Saved entries:
####################
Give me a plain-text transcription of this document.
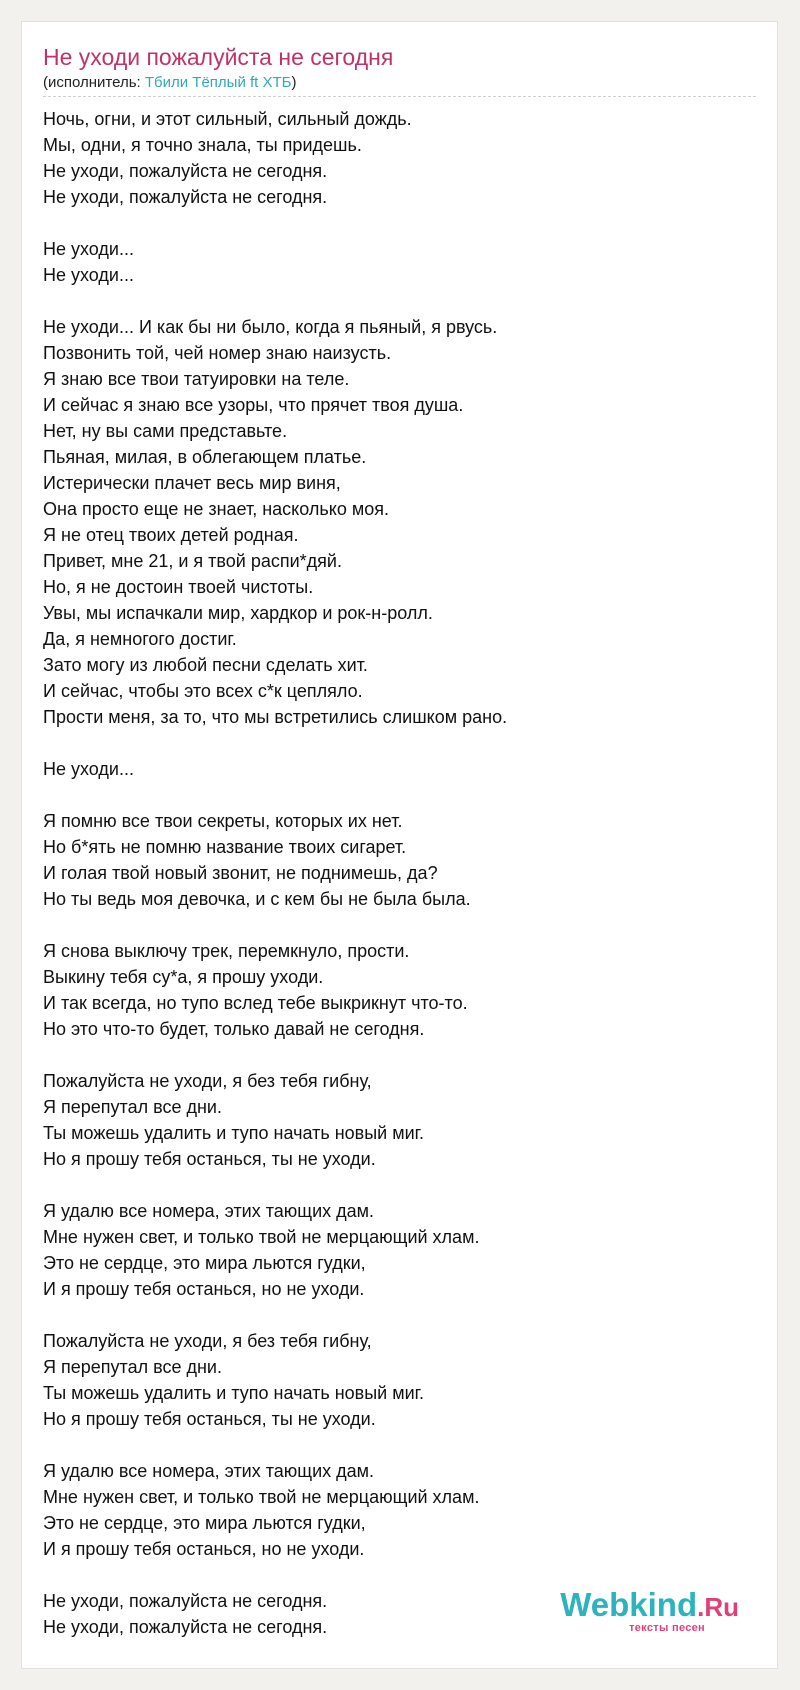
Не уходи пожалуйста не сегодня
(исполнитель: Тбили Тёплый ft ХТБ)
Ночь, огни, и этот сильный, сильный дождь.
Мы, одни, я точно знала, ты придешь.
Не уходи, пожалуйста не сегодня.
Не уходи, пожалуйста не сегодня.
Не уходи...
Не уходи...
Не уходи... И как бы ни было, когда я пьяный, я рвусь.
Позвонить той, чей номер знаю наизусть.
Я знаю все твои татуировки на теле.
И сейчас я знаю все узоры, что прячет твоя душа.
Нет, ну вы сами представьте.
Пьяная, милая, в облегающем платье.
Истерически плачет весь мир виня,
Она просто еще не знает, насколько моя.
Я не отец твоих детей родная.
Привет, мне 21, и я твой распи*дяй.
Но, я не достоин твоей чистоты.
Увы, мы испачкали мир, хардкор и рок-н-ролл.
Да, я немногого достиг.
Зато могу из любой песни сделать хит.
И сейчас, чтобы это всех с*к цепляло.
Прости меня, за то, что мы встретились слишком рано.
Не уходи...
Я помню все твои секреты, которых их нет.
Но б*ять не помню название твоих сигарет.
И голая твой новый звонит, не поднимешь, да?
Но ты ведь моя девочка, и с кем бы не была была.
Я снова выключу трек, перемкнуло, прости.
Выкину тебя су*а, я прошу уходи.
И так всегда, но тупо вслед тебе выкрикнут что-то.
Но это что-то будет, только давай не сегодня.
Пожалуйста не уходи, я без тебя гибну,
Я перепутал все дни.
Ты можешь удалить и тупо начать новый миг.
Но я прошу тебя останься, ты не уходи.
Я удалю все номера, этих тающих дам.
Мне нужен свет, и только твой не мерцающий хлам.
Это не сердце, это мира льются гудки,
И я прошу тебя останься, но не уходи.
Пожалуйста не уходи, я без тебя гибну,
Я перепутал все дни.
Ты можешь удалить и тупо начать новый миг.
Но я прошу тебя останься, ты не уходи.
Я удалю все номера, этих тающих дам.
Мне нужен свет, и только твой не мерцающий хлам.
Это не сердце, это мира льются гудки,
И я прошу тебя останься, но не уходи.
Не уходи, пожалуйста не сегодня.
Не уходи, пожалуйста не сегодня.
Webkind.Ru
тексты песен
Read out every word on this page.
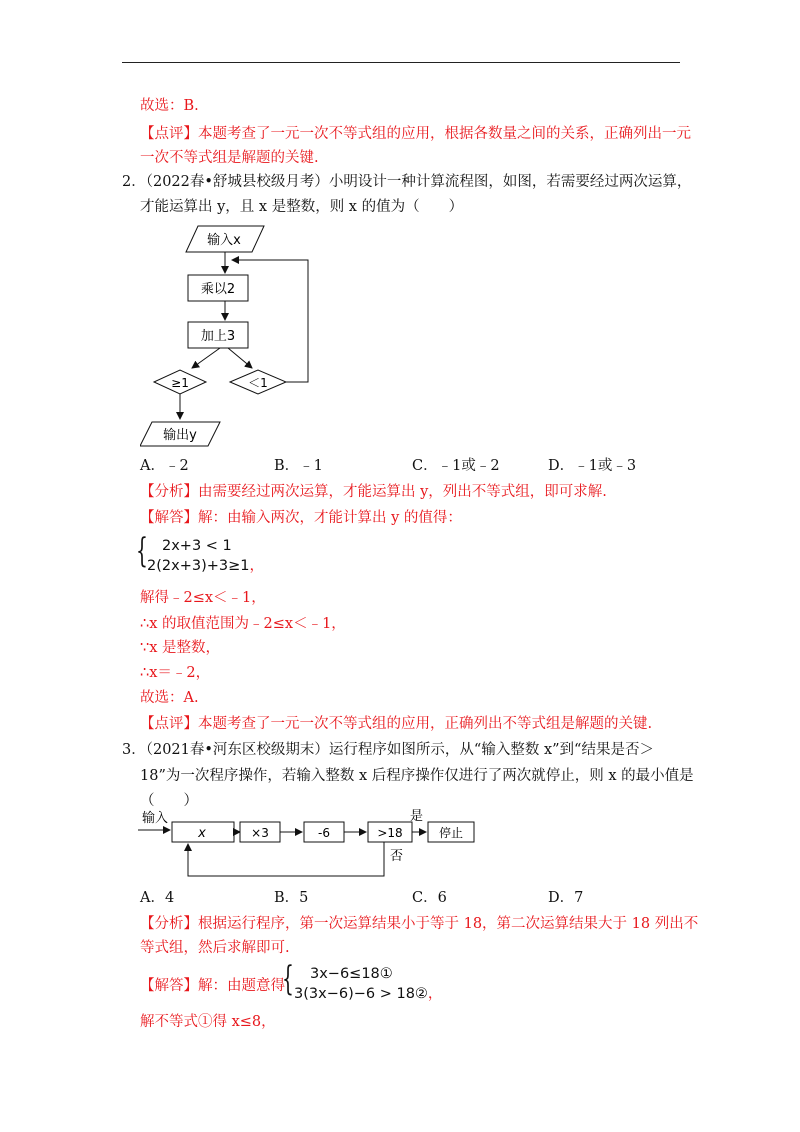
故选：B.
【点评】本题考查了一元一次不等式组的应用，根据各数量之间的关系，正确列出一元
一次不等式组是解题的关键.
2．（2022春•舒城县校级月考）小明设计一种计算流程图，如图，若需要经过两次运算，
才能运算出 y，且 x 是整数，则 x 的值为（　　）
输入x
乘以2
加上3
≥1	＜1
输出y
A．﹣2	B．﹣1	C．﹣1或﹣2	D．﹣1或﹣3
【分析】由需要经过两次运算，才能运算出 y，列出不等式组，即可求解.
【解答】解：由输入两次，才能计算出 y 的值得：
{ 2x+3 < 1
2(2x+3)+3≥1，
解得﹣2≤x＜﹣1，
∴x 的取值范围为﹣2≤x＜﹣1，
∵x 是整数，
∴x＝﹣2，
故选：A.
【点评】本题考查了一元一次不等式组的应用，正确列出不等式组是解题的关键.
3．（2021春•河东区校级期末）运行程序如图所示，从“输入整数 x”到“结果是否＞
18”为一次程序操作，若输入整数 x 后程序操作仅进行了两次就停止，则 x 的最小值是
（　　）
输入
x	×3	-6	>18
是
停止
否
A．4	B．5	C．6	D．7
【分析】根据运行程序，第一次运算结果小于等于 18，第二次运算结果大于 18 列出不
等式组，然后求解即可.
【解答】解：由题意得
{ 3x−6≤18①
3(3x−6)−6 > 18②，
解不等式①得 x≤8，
####################
Instructions to follow
Write out again, exactly, each line from the one containing "Read out every word on this page." through the last line of the entries, and omit every picture.

Task output
Read out every word on this page.
故选：B.
【点评】本题考查了一元一次不等式组的应用，根据各数量之间的关系，正确列出一元
一次不等式组是解题的关键.
2．（2022春•舒城县校级月考）小明设计一种计算流程图，如图，若需要经过两次运算，
才能运算出 y，且 x 是整数，则 x 的值为（　　）
输入x
乘以2
加上3
≥1	＜1
输出y
A．﹣2	B．﹣1	C．﹣1或﹣2	D．﹣1或﹣3
【分析】由需要经过两次运算，才能运算出 y，列出不等式组，即可求解.
【解答】解：由输入两次，才能计算出 y 的值得：
{ 2x+3 < 1
2(2x+3)+3≥1，
解得﹣2≤x＜﹣1，
∴x 的取值范围为﹣2≤x＜﹣1，
∵x 是整数，
∴x＝﹣2，
故选：A.
【点评】本题考查了一元一次不等式组的应用，正确列出不等式组是解题的关键.
3．（2021春•河东区校级期末）运行程序如图所示，从“输入整数 x”到“结果是否＞
18”为一次程序操作，若输入整数 x 后程序操作仅进行了两次就停止，则 x 的最小值是
（　　）
输入
x	×3	-6	>18
是
停止
否
A．4	B．5	C．6	D．7
【分析】根据运行程序，第一次运算结果小于等于 18，第二次运算结果大于 18 列出不
等式组，然后求解即可.
【解答】解：由题意得
{ 3x−6≤18①
3(3x−6)−6 > 18②，
解不等式①得 x≤8，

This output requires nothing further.